■ **Excerpted text**:

———

10/3 calculted with one "/":  10/3 = 3.3333333333333335
However, "//" rounds down:    10//3 = 3

Exponent
9

Modulo
1



## Variables

In [15]:
"""Using variables"""
# Anything Python object can be saved to a variable. That variable can then have the same operations performed on it as if it was the original object
x = 4
y = 20.

x * y

80.0

## Strings

### Types

In [16]:
'Strings can be created with single quotes'

'Strings can be created with single quotes'

In [17]:
"Or with double quotes"

'Or with double quotes'

In [19]:
multi = """Multiline
strings can be created with triple quotes"""
print(multi)

Multiline
strings can be created with triple quotes


In [25]:
'Double "quotes" can be used in single quote strings and vice versa'

'Double "quotes" can be used in single quote strings and vice versa'

### Operations

In [22]:
"""Concatenation"""
print('You can ' + 'add strings together to' + ' concatenate them')
print('Or ' + 'repeat ' * 3 + 'them by "multiplying"')

You can add strings together to concatenate them
Or repeat repeat repeat them by "multiplying"


In [32]:
"""Counting a character"""
x = 'asdflihjasfiha'
x.count('g')

0

In [31]:
"""Stripping"""
# Stripping removes a character from the left (.lstrip()) right (.rstrip()) or either end (.strip()), the default characters are whitespace
x = 'sdf '
x.strip()

'sdf'

In [33]:
"""Splitting"""

———

■ **Material**:
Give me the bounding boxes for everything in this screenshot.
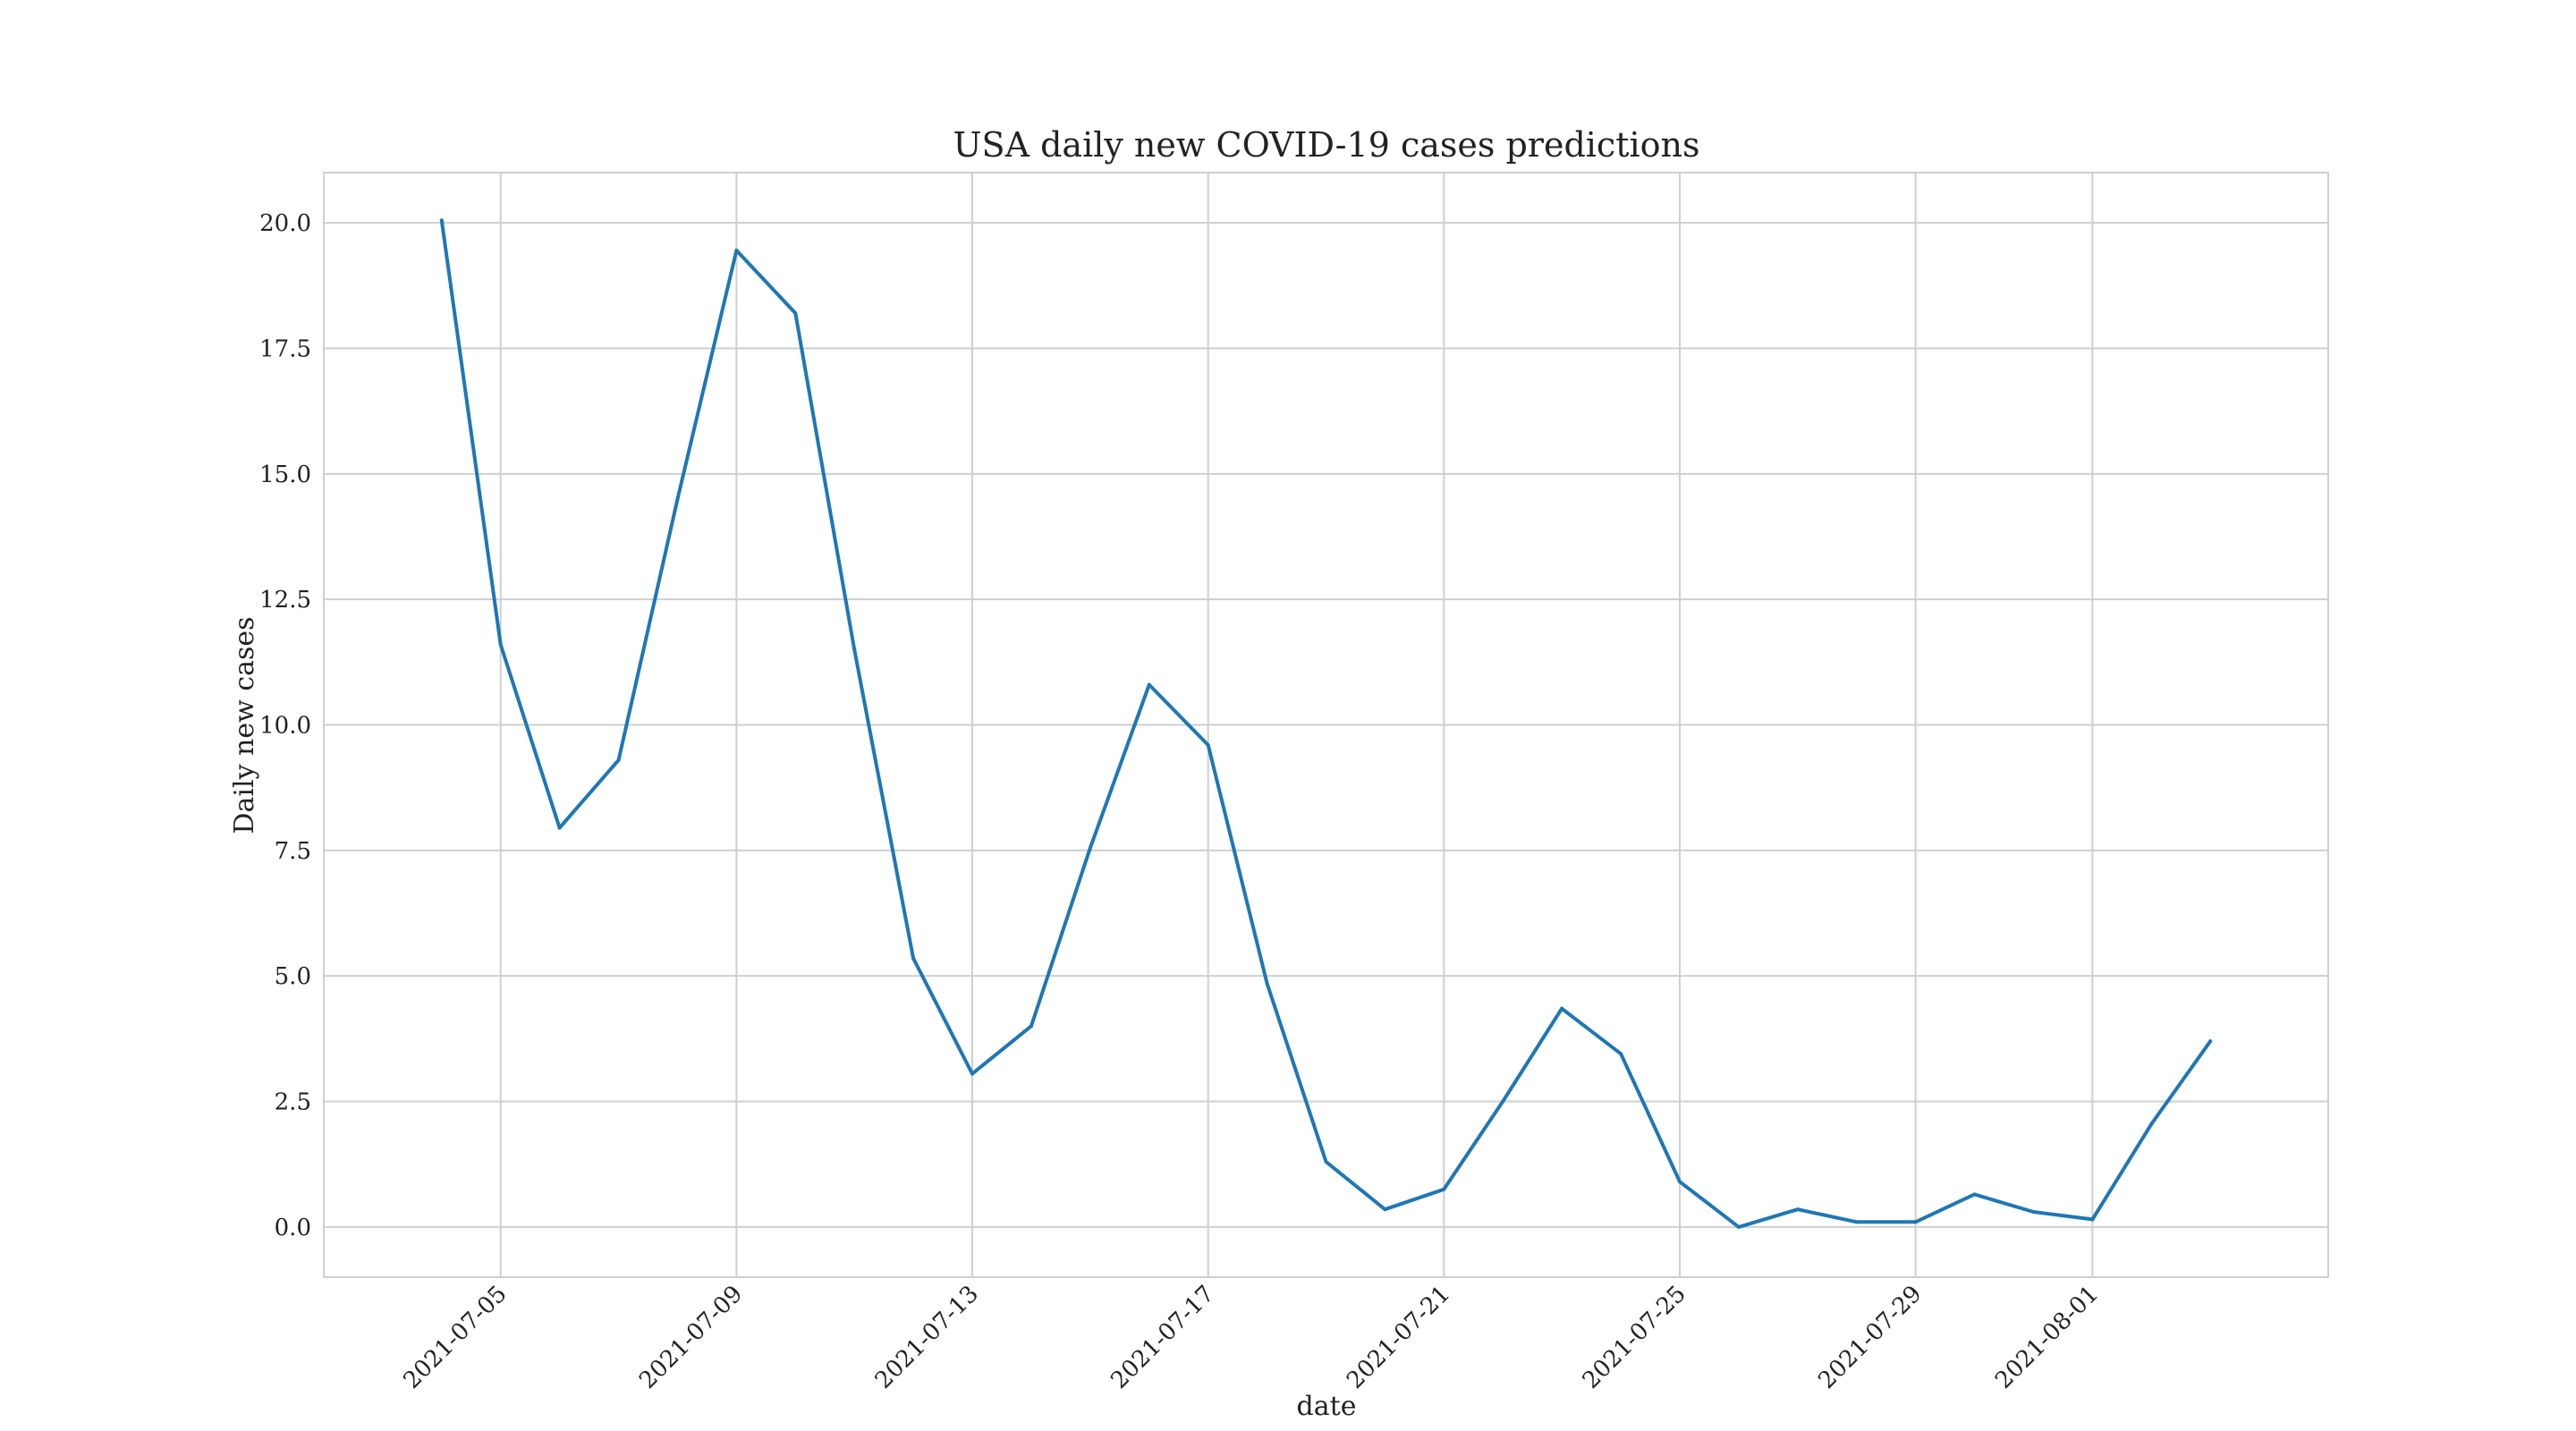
data-point [1442, 1187, 1446, 1191]
data-point [1324, 1159, 1328, 1164]
data-point [1501, 1099, 1505, 1104]
data-point [970, 1071, 975, 1076]
x-tick-label: 2021-07-09 [634, 1281, 748, 1394]
data-point [2090, 1217, 2095, 1222]
data-point [1795, 1207, 1800, 1212]
x-tick-label: 2021-08-01 [1990, 1281, 2104, 1394]
data-point [439, 218, 444, 223]
data-point [911, 956, 916, 961]
x-tick-label: 2021-07-21 [1342, 1281, 1455, 1394]
y-tick-label: 10.0 [259, 713, 311, 740]
y-tick-label: 7.5 [275, 838, 311, 865]
data-point [734, 249, 739, 253]
y-tick-label: 17.5 [259, 335, 311, 362]
y-gridlines [324, 222, 2328, 1228]
data-point [616, 758, 621, 762]
data-point [675, 496, 680, 501]
data-point [1560, 1006, 1564, 1011]
data-point [557, 826, 562, 830]
data-point [793, 311, 798, 316]
y-tick-labels: 0.0 2.5 5.0 7.5 10.0 12.5 15.0 17.5 20.0 [259, 210, 311, 1241]
data-point [1677, 1180, 1682, 1184]
data-point [1206, 742, 1210, 747]
x-tick-label: 2021-07-05 [398, 1281, 512, 1394]
series-line [439, 218, 2213, 1229]
data-point [1088, 846, 1092, 851]
y-tick-label: 2.5 [275, 1089, 311, 1116]
data-point [498, 642, 503, 647]
data-point [2031, 1210, 2036, 1215]
y-tick-label: 12.5 [259, 587, 311, 614]
y-axis-label: Daily new cases [229, 616, 260, 834]
data-point [1383, 1207, 1387, 1212]
x-tick-label: 2021-07-17 [1106, 1281, 1219, 1394]
data-point [2149, 1122, 2154, 1126]
data-point [1972, 1192, 1977, 1197]
y-tick-label: 20.0 [259, 210, 311, 237]
data-point [2208, 1039, 2213, 1044]
y-tick-label: 5.0 [275, 963, 311, 990]
data-point [1854, 1220, 1859, 1224]
data-point [1029, 1024, 1033, 1029]
x-tick-labels: 2021-07-05 2021-07-09 2021-07-13 2021-07-17… [398, 1281, 2104, 1394]
data-point [1619, 1052, 1623, 1056]
x-tick-label: 2021-07-25 [1578, 1281, 1691, 1394]
x-tick-label: 2021-07-13 [870, 1281, 984, 1394]
data-point [852, 648, 857, 652]
y-tick-label: 15.0 [259, 461, 311, 488]
data-point [1913, 1220, 1918, 1224]
chart-title: USA daily new COVID-19 cases predictions [953, 125, 1700, 165]
plot-frame [323, 172, 2329, 1278]
data-point [1736, 1224, 1741, 1229]
x-axis-label: date [1297, 1391, 1357, 1422]
data-point [1265, 981, 1269, 986]
y-tick-label: 0.0 [275, 1215, 311, 1241]
series-layer [439, 218, 2213, 1229]
data-point [1147, 682, 1151, 687]
x-tick-label: 2021-07-29 [1813, 1281, 1927, 1394]
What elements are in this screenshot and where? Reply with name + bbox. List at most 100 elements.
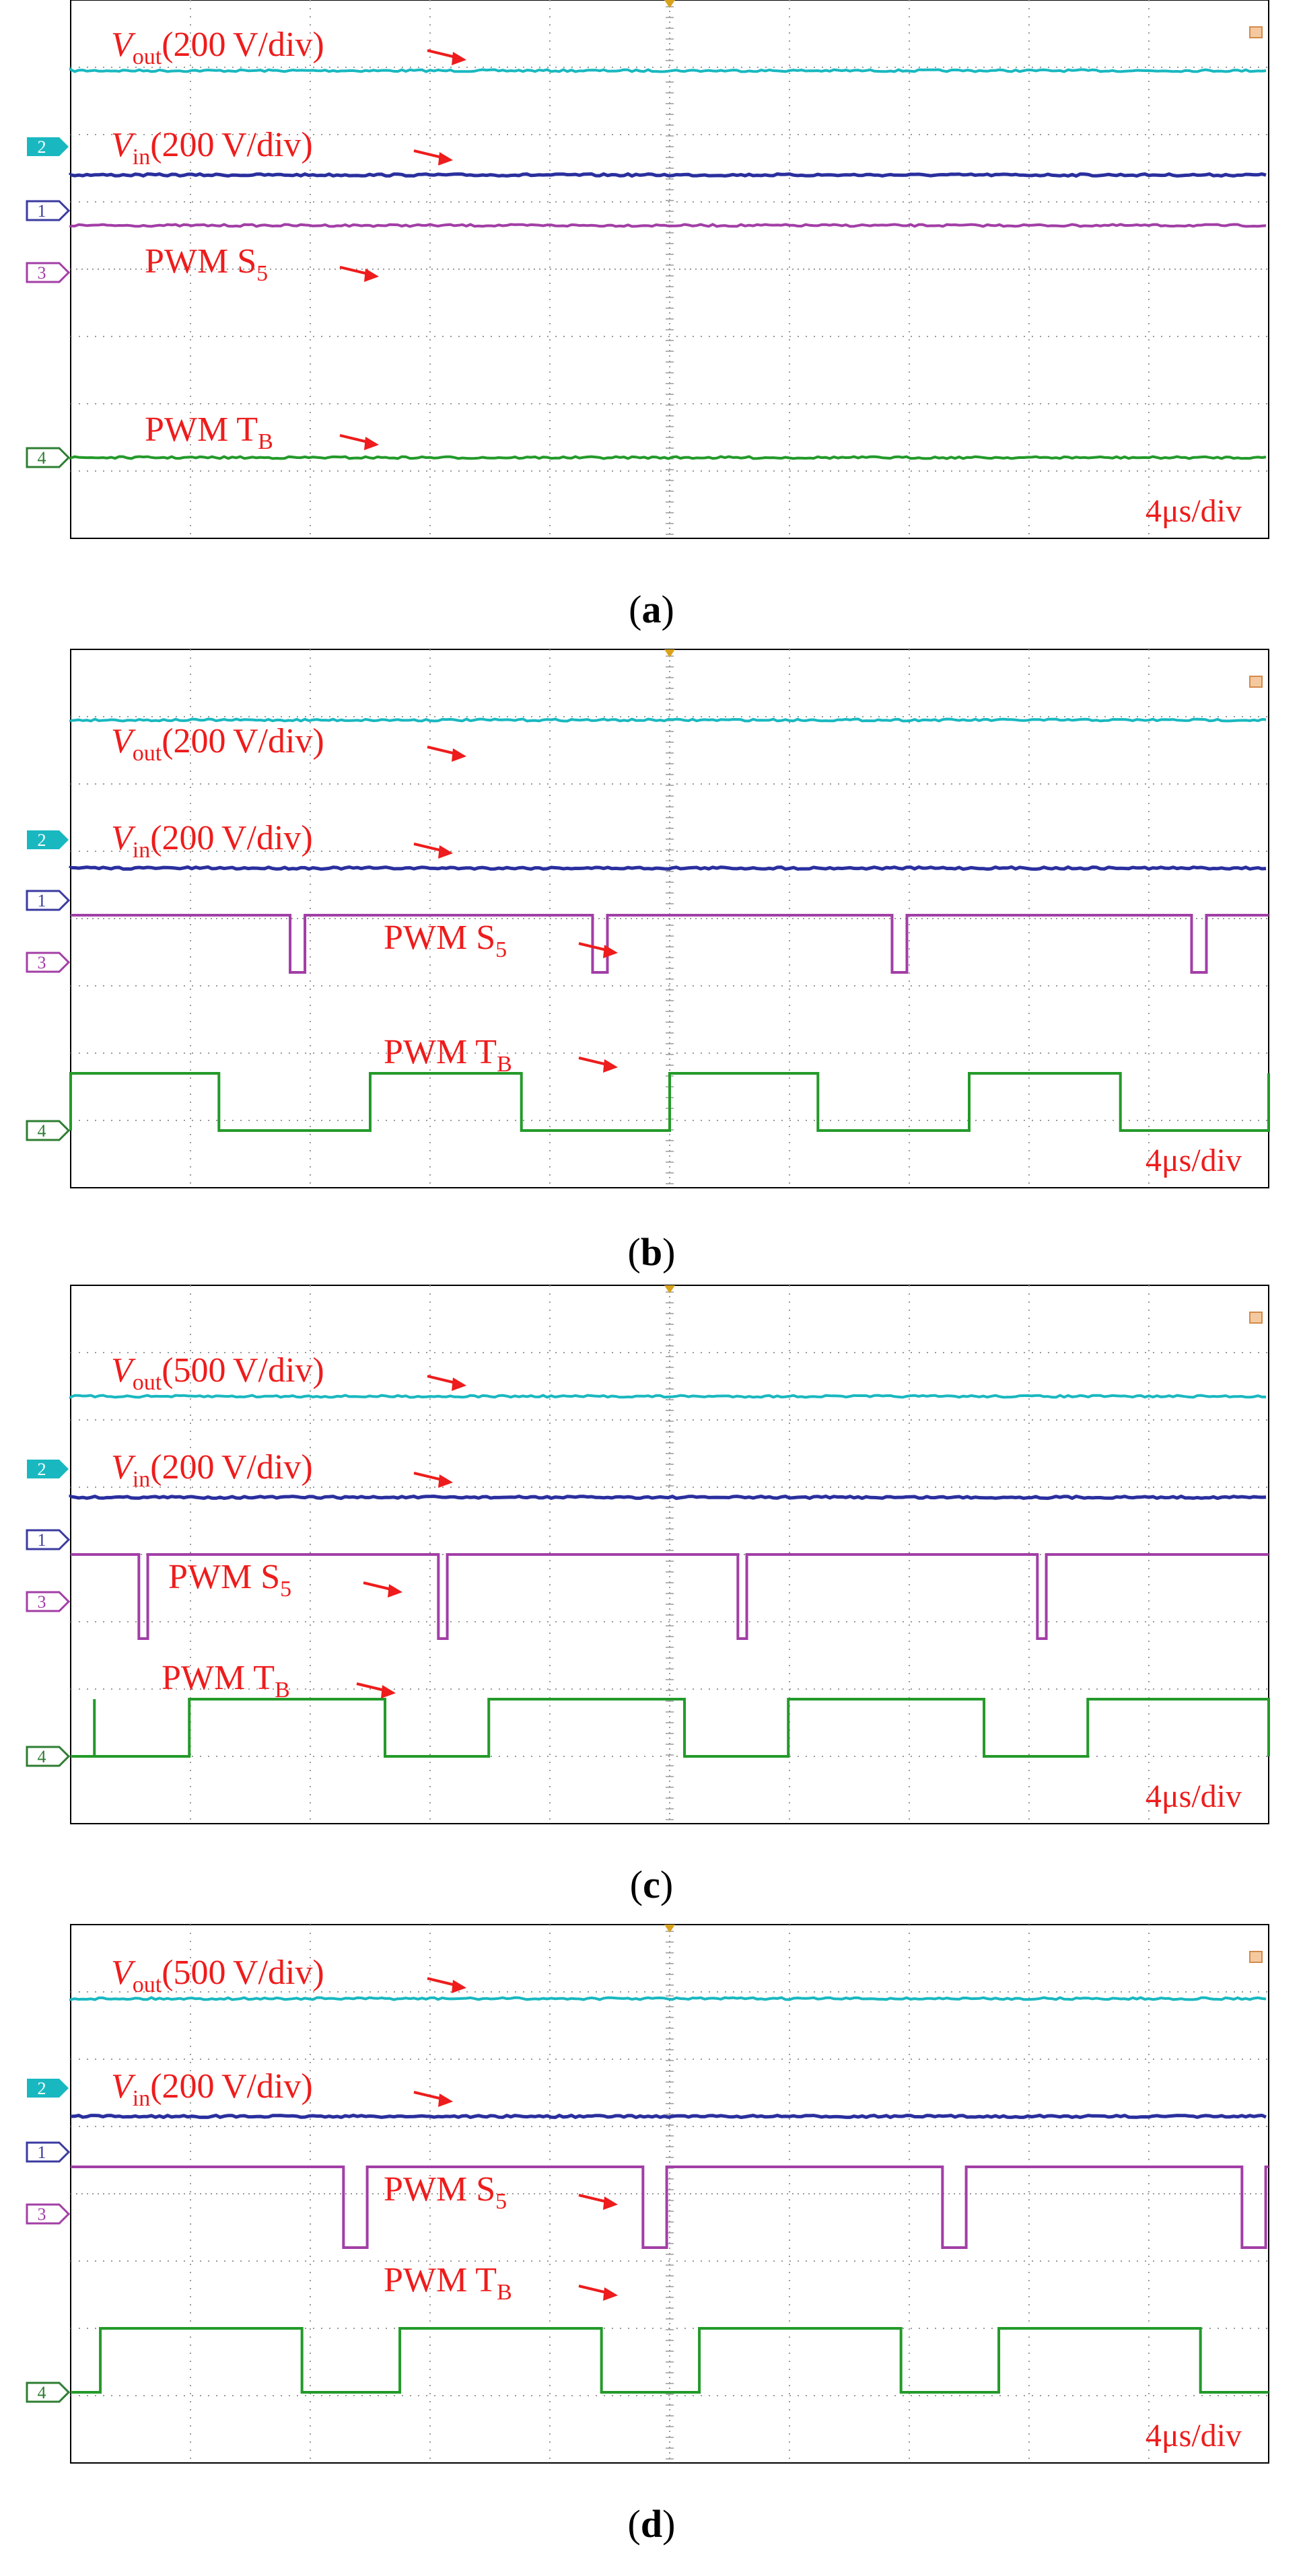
annotation-label-pwm-s5: PWM S5 (145, 242, 268, 286)
arrow-icon (381, 1685, 396, 1698)
annotation-subscript: B (497, 1052, 512, 1077)
trigger-icon (664, 649, 675, 657)
annotation-rest: (200 V/div) (150, 1448, 313, 1487)
annotation-subscript: 5 (280, 1577, 291, 1602)
caption-close: ) (662, 587, 674, 631)
channel-marker-label: 2 (38, 2079, 46, 2098)
trace-vout (69, 717, 1267, 723)
annotation-subscript: out (133, 44, 162, 69)
channel-marker-3: 3 (26, 1591, 71, 1612)
channel-marker-label: 4 (38, 448, 46, 468)
caption-letter: b (641, 1230, 662, 1274)
annotation-subscript: B (258, 429, 273, 454)
channel-marker-shape (26, 1591, 71, 1612)
annotation-label-vin: Vin(200 V/div) (111, 819, 313, 863)
annotation-subscript: out (133, 1972, 162, 1997)
annotation-main: V (111, 1954, 136, 1992)
channel-marker-1: 1 (26, 200, 71, 221)
annotation-main: PWM S (384, 2170, 495, 2209)
time-scale-label: 4μs/div (1146, 493, 1242, 529)
trace-pwm-s5 (71, 1553, 1269, 1640)
channel-marker-label: 4 (38, 1121, 46, 1141)
channel-marker-shape (26, 200, 71, 221)
channel-marker-1: 1 (26, 1529, 71, 1550)
annotation-label-pwm-tb: PWM TB (384, 1033, 512, 1077)
caption-open: ( (630, 1863, 643, 1906)
annotation-subscript: in (133, 838, 150, 863)
channel-marker-shape (26, 262, 71, 283)
annotation-label-vin: Vin(200 V/div) (111, 1448, 313, 1492)
channel-marker-4: 4 (26, 2382, 71, 2403)
annotation-label-pwm-s5: PWM S5 (384, 919, 507, 962)
channel-marker-label: 3 (38, 1592, 46, 1612)
annotation-label-vout: Vout(500 V/div) (111, 1954, 324, 1997)
annotation-main: V (111, 1448, 136, 1487)
arrow-icon (438, 845, 453, 859)
trace-vin (70, 2113, 1267, 2120)
trace-pwm-s5 (71, 914, 1269, 974)
time-scale-label: 4μs/div (1146, 1143, 1242, 1178)
caption-open: ( (628, 2502, 641, 2546)
annotation-main: V (111, 1351, 136, 1390)
corner-icon (1249, 1951, 1263, 1963)
channel-marker-label: 4 (38, 2383, 46, 2402)
annotation-subscript: 5 (495, 2189, 507, 2214)
annotation-subscript: in (133, 145, 150, 170)
arrow-icon (452, 52, 466, 65)
arrow-icon (438, 2094, 453, 2107)
channel-marker-2: 2 (27, 2079, 69, 2098)
panel-d: 1 2 3 4 Vout(500 V/div) Vin(200 V/div) PWM S5 P… (26, 1924, 1269, 2546)
trace-pwm-tb (69, 455, 1267, 460)
annotation-label-vout: Vout(500 V/div) (111, 1351, 324, 1395)
trace-pwm-tb (71, 2327, 1269, 2394)
annotation-rest: (500 V/div) (162, 1954, 324, 1992)
annotation-main: V (111, 819, 136, 857)
channel-marker-label: 2 (38, 830, 46, 850)
annotation-main: V (111, 722, 136, 760)
channel-marker-label: 1 (38, 891, 46, 910)
annotation-main: PWM T (384, 2261, 497, 2299)
annotation-main: V (111, 2067, 136, 2106)
channel-marker-label: 3 (38, 2205, 46, 2224)
arrow-icon (452, 1980, 466, 1993)
arrow-icon (388, 1584, 402, 1598)
annotation-main: PWM S (384, 919, 495, 957)
panel-caption: (d) (628, 2502, 676, 2546)
arrow-icon (603, 1059, 618, 1073)
trace-vout (69, 1996, 1267, 2001)
annotation-subscript: out (133, 1370, 162, 1395)
channel-marker-label: 2 (38, 1460, 46, 1479)
trace-pwm-s5 (69, 223, 1267, 228)
channel-marker-label: 3 (38, 953, 46, 972)
channel-marker-shape (27, 830, 69, 849)
annotation-main: PWM T (145, 410, 258, 449)
channel-marker-4: 4 (26, 447, 71, 468)
annotation-label-vin: Vin(200 V/div) (111, 2067, 313, 2111)
corner-icon (1249, 26, 1263, 38)
arrow-icon (364, 437, 379, 450)
annotation-main: V (111, 26, 136, 64)
channel-marker-shape (26, 2382, 71, 2403)
arrow-icon (364, 269, 379, 282)
trace-vout (69, 67, 1267, 73)
channel-marker-label: 1 (38, 2143, 46, 2162)
caption-letter: c (643, 1863, 660, 1906)
corner-icon (1249, 1312, 1263, 1324)
channel-marker-shape (27, 137, 69, 156)
caption-letter: a (642, 587, 662, 631)
time-scale-label: 4μs/div (1146, 1779, 1242, 1814)
trigger-icon (664, 1285, 675, 1293)
caption-open: ( (629, 587, 641, 631)
channel-marker-shape (26, 952, 71, 973)
channel-marker-label: 4 (38, 1747, 46, 1766)
annotation-label-pwm-s5: PWM S5 (168, 1558, 291, 1602)
channel-marker-2: 2 (27, 137, 69, 157)
annotation-label-vout: Vout(200 V/div) (111, 26, 324, 69)
annotation-subscript: B (497, 2280, 512, 2305)
channel-marker-3: 3 (26, 262, 71, 283)
annotation-subscript: in (133, 1467, 150, 1492)
caption-open: ( (628, 1230, 641, 1274)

———

■ **To do**:
A) Do these statements agree with the Python notebook text? Answer yes or no for each, and quote the words from the text that decide it.
(i) Dividing with "//" rounds the result down.
(ii) Stripping removes digits by default.
(iii) Triple quotes can be used to create multiline strings.
B) Answer these questions from the Python notebook text.
(i) What result does the text give for 10/3 calculated with one "/"?
(ii) What output does x * y produce when x = 4 and y = 20.?
(iii) What does x.count('g') return for x = 'asdflihjasfiha'?
The items are separate material from the Python notebook text.

■ **Problem solutions**:
A)
(i) Yes: "rounds down"
(ii) No: "the default characters are whitespace"
(iii) Yes: "strings can be created with triple quotes"

B)
(i) 3.3333333333333335
(ii) 80.0
(iii) 0